The task:
Your task is to reproduce exactly the lines from the line with "What data populates" through the end of the records below.

Data records:

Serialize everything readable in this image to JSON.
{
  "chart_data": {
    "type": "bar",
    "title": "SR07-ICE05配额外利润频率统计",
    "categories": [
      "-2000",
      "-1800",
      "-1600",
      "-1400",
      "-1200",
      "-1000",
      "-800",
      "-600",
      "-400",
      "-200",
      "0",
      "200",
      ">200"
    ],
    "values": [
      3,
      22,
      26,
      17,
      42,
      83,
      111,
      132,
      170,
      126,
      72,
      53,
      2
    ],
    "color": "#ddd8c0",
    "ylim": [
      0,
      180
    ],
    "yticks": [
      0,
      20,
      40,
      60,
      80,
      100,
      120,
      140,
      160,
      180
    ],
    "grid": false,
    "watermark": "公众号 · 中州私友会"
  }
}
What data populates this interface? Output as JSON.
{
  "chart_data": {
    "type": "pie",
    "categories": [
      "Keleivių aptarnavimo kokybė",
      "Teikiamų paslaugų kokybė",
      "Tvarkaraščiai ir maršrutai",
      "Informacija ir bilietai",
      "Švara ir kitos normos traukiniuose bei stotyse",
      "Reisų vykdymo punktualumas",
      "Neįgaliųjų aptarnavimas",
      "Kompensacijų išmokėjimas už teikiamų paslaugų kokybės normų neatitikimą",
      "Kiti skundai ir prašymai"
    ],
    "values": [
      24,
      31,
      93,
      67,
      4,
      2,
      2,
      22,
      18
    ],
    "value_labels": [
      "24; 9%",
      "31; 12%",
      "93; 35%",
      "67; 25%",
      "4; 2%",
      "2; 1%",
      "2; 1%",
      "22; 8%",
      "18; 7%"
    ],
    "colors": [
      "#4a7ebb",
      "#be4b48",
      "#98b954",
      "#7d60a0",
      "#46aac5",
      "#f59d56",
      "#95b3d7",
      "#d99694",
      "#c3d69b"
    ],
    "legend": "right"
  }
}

The response:
What data populates this interface? Output as JSON.
{
  "chart_data": {
    "type": "pie",
    "categories": [
      "Keleivių aptarnavimo kokybė",
      "Teikiamų paslaugų kokybė",
      "Tvarkaraščiai ir maršrutai",
      "Informacija ir bilietai",
      "Švara ir kitos normos traukiniuose bei stotyse",
      "Reisų vykdymo punktualumas",
      "Neįgaliųjų aptarnavimas",
      "Kompensacijų išmokėjimas už teikiamų paslaugų kokybės normų neatitikimą",
      "Kiti skundai ir prašymai"
    ],
    "values": [
      24,
      31,
      93,
      67,
      4,
      2,
      2,
      22,
      18
    ],
    "value_labels": [
      "24; 9%",
      "31; 12%",
      "93; 35%",
      "67; 25%",
      "4; 2%",
      "2; 1%",
      "2; 1%",
      "22; 8%",
      "18; 7%"
    ],
    "colors": [
      "#4a7ebb",
      "#be4b48",
      "#98b954",
      "#7d60a0",
      "#46aac5",
      "#f59d56",
      "#95b3d7",
      "#d99694",
      "#c3d69b"
    ],
    "legend": "right"
  }
}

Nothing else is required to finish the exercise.